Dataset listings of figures
* * *

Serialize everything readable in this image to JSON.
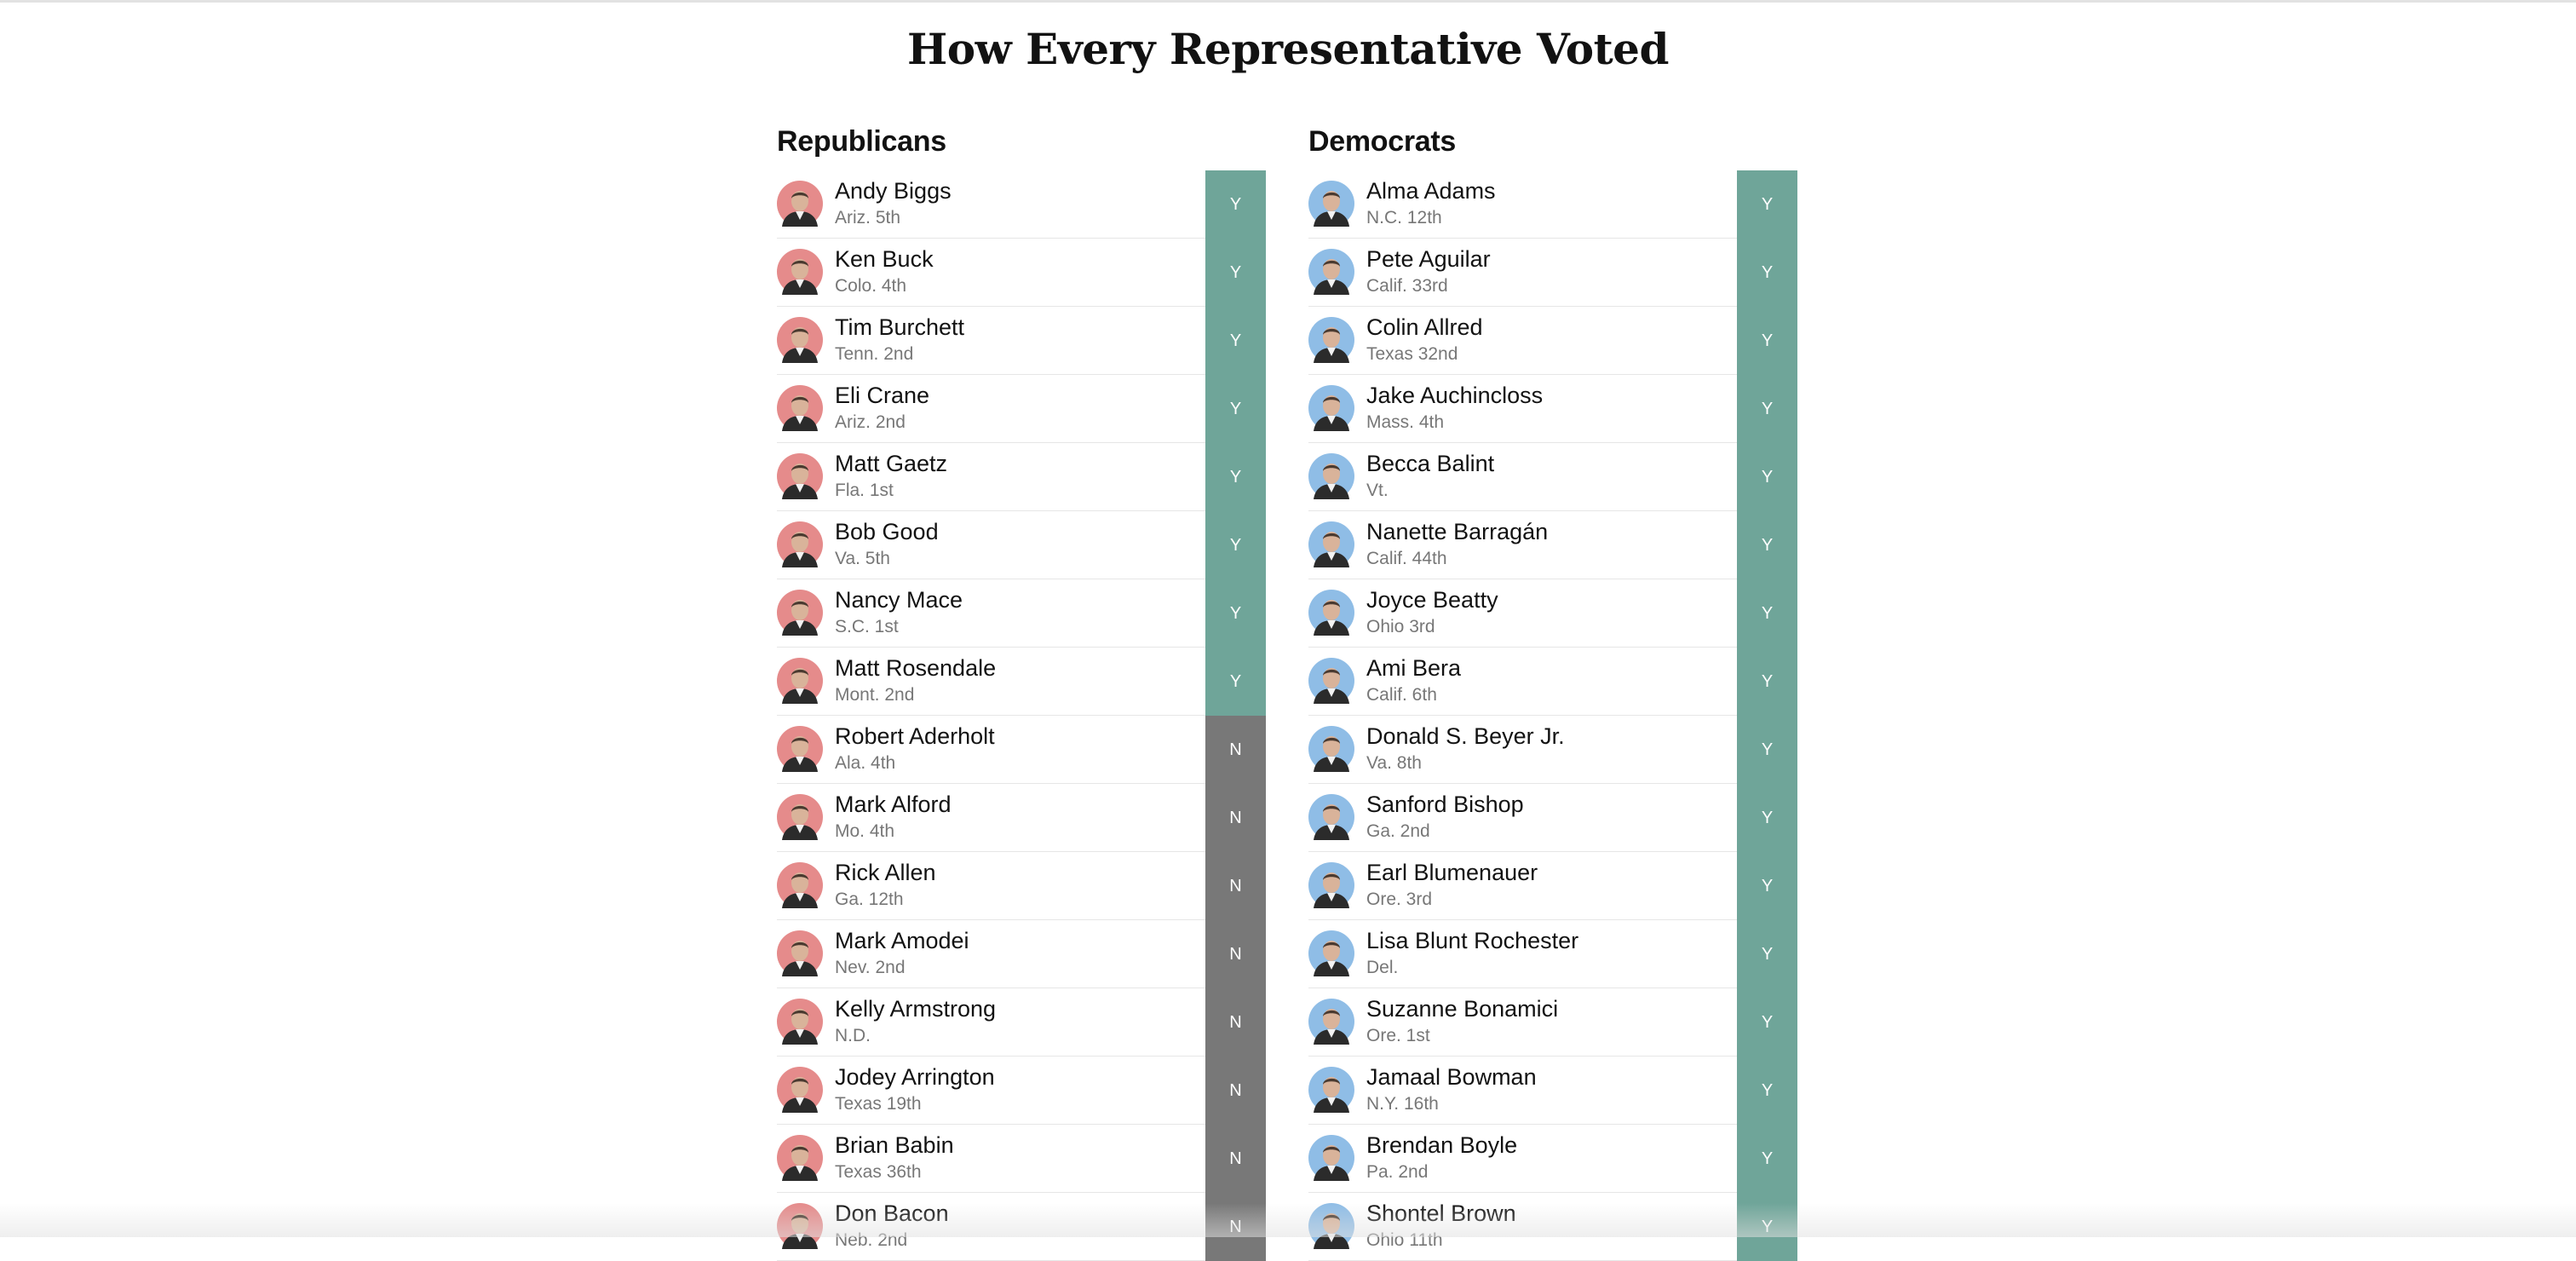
{
  "page": {
    "title": "How Every Representative Voted"
  },
  "colors": {
    "yes_bar": "#6fa599",
    "no_bar": "#787878",
    "republican_avatar_bg": "#e58b8b",
    "democrat_avatar_bg": "#8fbde6"
  },
  "republicans": {
    "heading": "Republicans",
    "members": [
      {
        "name": "Andy Biggs",
        "district": "Ariz. 5th",
        "vote": "Y"
      },
      {
        "name": "Ken Buck",
        "district": "Colo. 4th",
        "vote": "Y"
      },
      {
        "name": "Tim Burchett",
        "district": "Tenn. 2nd",
        "vote": "Y"
      },
      {
        "name": "Eli Crane",
        "district": "Ariz. 2nd",
        "vote": "Y"
      },
      {
        "name": "Matt Gaetz",
        "district": "Fla. 1st",
        "vote": "Y"
      },
      {
        "name": "Bob Good",
        "district": "Va. 5th",
        "vote": "Y"
      },
      {
        "name": "Nancy Mace",
        "district": "S.C. 1st",
        "vote": "Y"
      },
      {
        "name": "Matt Rosendale",
        "district": "Mont. 2nd",
        "vote": "Y"
      },
      {
        "name": "Robert Aderholt",
        "district": "Ala. 4th",
        "vote": "N"
      },
      {
        "name": "Mark Alford",
        "district": "Mo. 4th",
        "vote": "N"
      },
      {
        "name": "Rick Allen",
        "district": "Ga. 12th",
        "vote": "N"
      },
      {
        "name": "Mark Amodei",
        "district": "Nev. 2nd",
        "vote": "N"
      },
      {
        "name": "Kelly Armstrong",
        "district": "N.D.",
        "vote": "N"
      },
      {
        "name": "Jodey Arrington",
        "district": "Texas 19th",
        "vote": "N"
      },
      {
        "name": "Brian Babin",
        "district": "Texas 36th",
        "vote": "N"
      },
      {
        "name": "Don Bacon",
        "district": "Neb. 2nd",
        "vote": "N"
      }
    ]
  },
  "democrats": {
    "heading": "Democrats",
    "members": [
      {
        "name": "Alma Adams",
        "district": "N.C. 12th",
        "vote": "Y"
      },
      {
        "name": "Pete Aguilar",
        "district": "Calif. 33rd",
        "vote": "Y"
      },
      {
        "name": "Colin Allred",
        "district": "Texas 32nd",
        "vote": "Y"
      },
      {
        "name": "Jake Auchincloss",
        "district": "Mass. 4th",
        "vote": "Y"
      },
      {
        "name": "Becca Balint",
        "district": "Vt.",
        "vote": "Y"
      },
      {
        "name": "Nanette Barragán",
        "district": "Calif. 44th",
        "vote": "Y"
      },
      {
        "name": "Joyce Beatty",
        "district": "Ohio 3rd",
        "vote": "Y"
      },
      {
        "name": "Ami Bera",
        "district": "Calif. 6th",
        "vote": "Y"
      },
      {
        "name": "Donald S. Beyer Jr.",
        "district": "Va. 8th",
        "vote": "Y"
      },
      {
        "name": "Sanford Bishop",
        "district": "Ga. 2nd",
        "vote": "Y"
      },
      {
        "name": "Earl Blumenauer",
        "district": "Ore. 3rd",
        "vote": "Y"
      },
      {
        "name": "Lisa Blunt Rochester",
        "district": "Del.",
        "vote": "Y"
      },
      {
        "name": "Suzanne Bonamici",
        "district": "Ore. 1st",
        "vote": "Y"
      },
      {
        "name": "Jamaal Bowman",
        "district": "N.Y. 16th",
        "vote": "Y"
      },
      {
        "name": "Brendan Boyle",
        "district": "Pa. 2nd",
        "vote": "Y"
      },
      {
        "name": "Shontel Brown",
        "district": "Ohio 11th",
        "vote": "Y"
      }
    ]
  }
}
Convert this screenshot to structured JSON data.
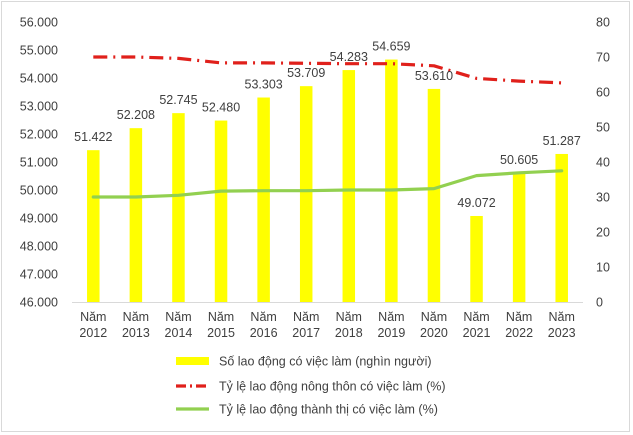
{
  "chart_data": {
    "type": "bar",
    "categories": [
      [
        "Năm",
        "2012"
      ],
      [
        "Năm",
        "2013"
      ],
      [
        "Năm",
        "2014"
      ],
      [
        "Năm",
        "2015"
      ],
      [
        "Năm",
        "2016"
      ],
      [
        "Năm",
        "2017"
      ],
      [
        "Năm",
        "2018"
      ],
      [
        "Năm",
        "2019"
      ],
      [
        "Năm",
        "2020"
      ],
      [
        "Năm",
        "2021"
      ],
      [
        "Năm",
        "2022"
      ],
      [
        "Năm",
        "2023"
      ]
    ],
    "bar_series": {
      "name": "Số lao động có việc làm (nghìn người)",
      "color": "#ffff00",
      "axis": "left",
      "values": [
        51422,
        52208,
        52745,
        52480,
        53303,
        53709,
        54283,
        54659,
        53610,
        49072,
        50605,
        51287
      ],
      "labels": [
        "51.422",
        "52.208",
        "52.745",
        "52.480",
        "53.303",
        "53.709",
        "54.283",
        "54.659",
        "53.610",
        "49.072",
        "50.605",
        "51.287"
      ]
    },
    "line_series": [
      {
        "name": "Tỷ lệ lao động nông thôn có việc làm (%)",
        "color": "#e0201b",
        "style": "dash-dot",
        "axis": "right",
        "values": [
          70,
          70,
          69.6,
          68.3,
          68.3,
          68.2,
          68.1,
          68.1,
          67.5,
          63.9,
          63.1,
          62.6
        ]
      },
      {
        "name": "Tỷ lệ lao động thành thị có việc làm (%)",
        "color": "#92d050",
        "style": "solid",
        "axis": "right",
        "values": [
          30,
          30,
          30.5,
          31.7,
          31.8,
          31.8,
          32,
          32,
          32.4,
          36.1,
          36.9,
          37.5
        ]
      }
    ],
    "y_left": {
      "range": [
        46000,
        56000
      ],
      "ticks": [
        46000,
        47000,
        48000,
        49000,
        50000,
        51000,
        52000,
        53000,
        54000,
        55000,
        56000
      ],
      "tick_labels": [
        "46.000",
        "47.000",
        "48.000",
        "49.000",
        "50.000",
        "51.000",
        "52.000",
        "53.000",
        "54.000",
        "55.000",
        "56.000"
      ]
    },
    "y_right": {
      "range": [
        0,
        80
      ],
      "ticks": [
        0,
        10,
        20,
        30,
        40,
        50,
        60,
        70,
        80
      ],
      "tick_labels": [
        "0",
        "10",
        "20",
        "30",
        "40",
        "50",
        "60",
        "70",
        "80"
      ]
    },
    "grid": false,
    "legend_position": "bottom"
  }
}
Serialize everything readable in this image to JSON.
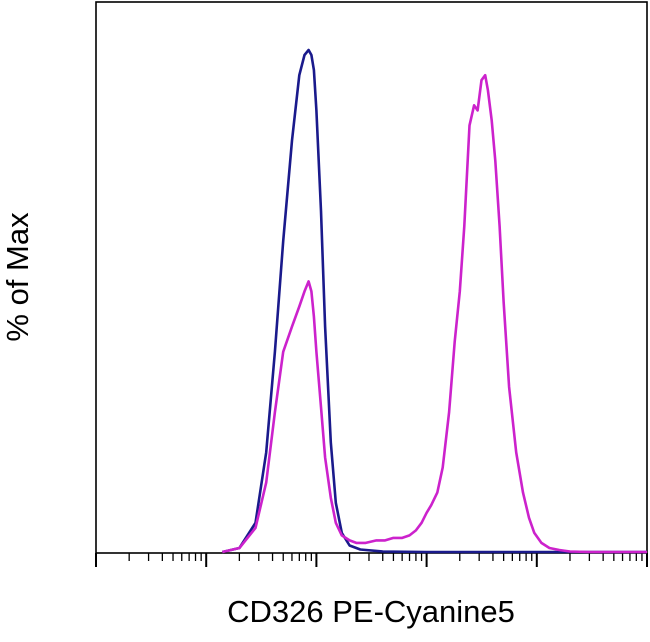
{
  "chart_data": {
    "type": "line",
    "title": "",
    "xlabel": "CD326 PE-Cyanine5",
    "ylabel": "% of Max",
    "x_scale": "log",
    "xlim": [
      1,
      100000
    ],
    "ylim": [
      0,
      100
    ],
    "grid": false,
    "legend": "none",
    "series": [
      {
        "color": "#1a1a8c",
        "x": [
          14,
          20,
          28,
          35,
          42,
          50,
          60,
          70,
          78,
          85,
          90,
          95,
          100,
          110,
          120,
          135,
          150,
          170,
          200,
          250,
          400,
          1000,
          3000,
          20000,
          100000
        ],
        "y": [
          0.2,
          1,
          6,
          20,
          40,
          62,
          82,
          95,
          99,
          100,
          99,
          96,
          88,
          68,
          45,
          22,
          10,
          4,
          1.5,
          0.7,
          0.3,
          0.2,
          0.2,
          0.2,
          0.2
        ]
      },
      {
        "color": "#cc22cc",
        "x": [
          14,
          20,
          28,
          35,
          42,
          50,
          60,
          70,
          78,
          85,
          90,
          95,
          100,
          110,
          120,
          135,
          150,
          170,
          200,
          230,
          280,
          350,
          420,
          500,
          600,
          700,
          800,
          900,
          1000,
          1100,
          1250,
          1400,
          1600,
          1800,
          2000,
          2200,
          2450,
          2700,
          2900,
          3150,
          3400,
          3600,
          3900,
          4200,
          4600,
          5000,
          5600,
          6500,
          7500,
          8500,
          9500,
          11000,
          13000,
          16000,
          20000,
          30000,
          100000
        ],
        "y": [
          0.2,
          1,
          5,
          14,
          28,
          40,
          45,
          49,
          52,
          54,
          52,
          47,
          40,
          29,
          19,
          11,
          6,
          3.5,
          2.5,
          2,
          2,
          2.5,
          2.5,
          3,
          3,
          3.5,
          4.5,
          6,
          8,
          9.5,
          12,
          17,
          28,
          42,
          52,
          65,
          85,
          89,
          88,
          94,
          95,
          92,
          86,
          78,
          65,
          50,
          33,
          20,
          12,
          7,
          4,
          2,
          1,
          0.6,
          0.3,
          0.2,
          0.2
        ]
      }
    ]
  }
}
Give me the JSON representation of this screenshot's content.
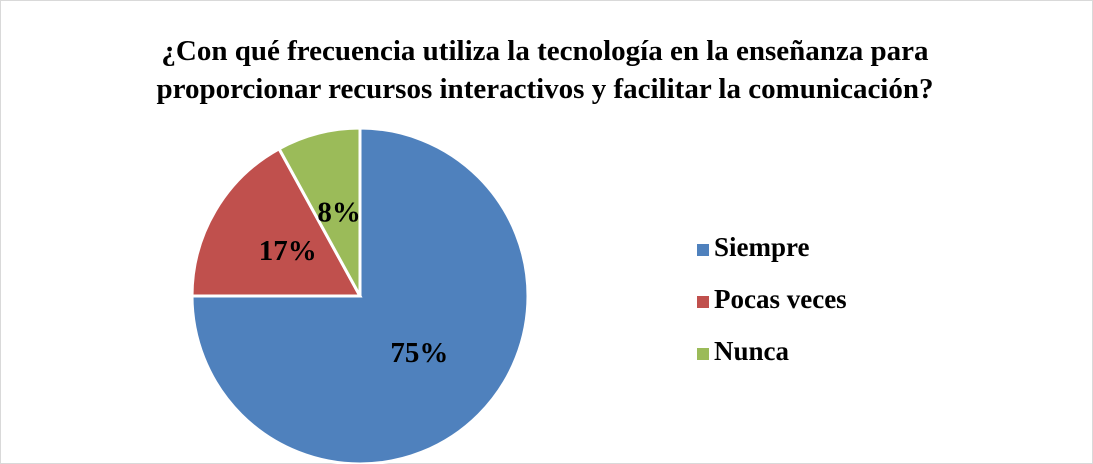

* * *

* EXERCISE OBJECTIVE *
Tally the lines of the listing above that include the word "this". Answer with the number alone.

* ANSWER FOR THE TASK *
4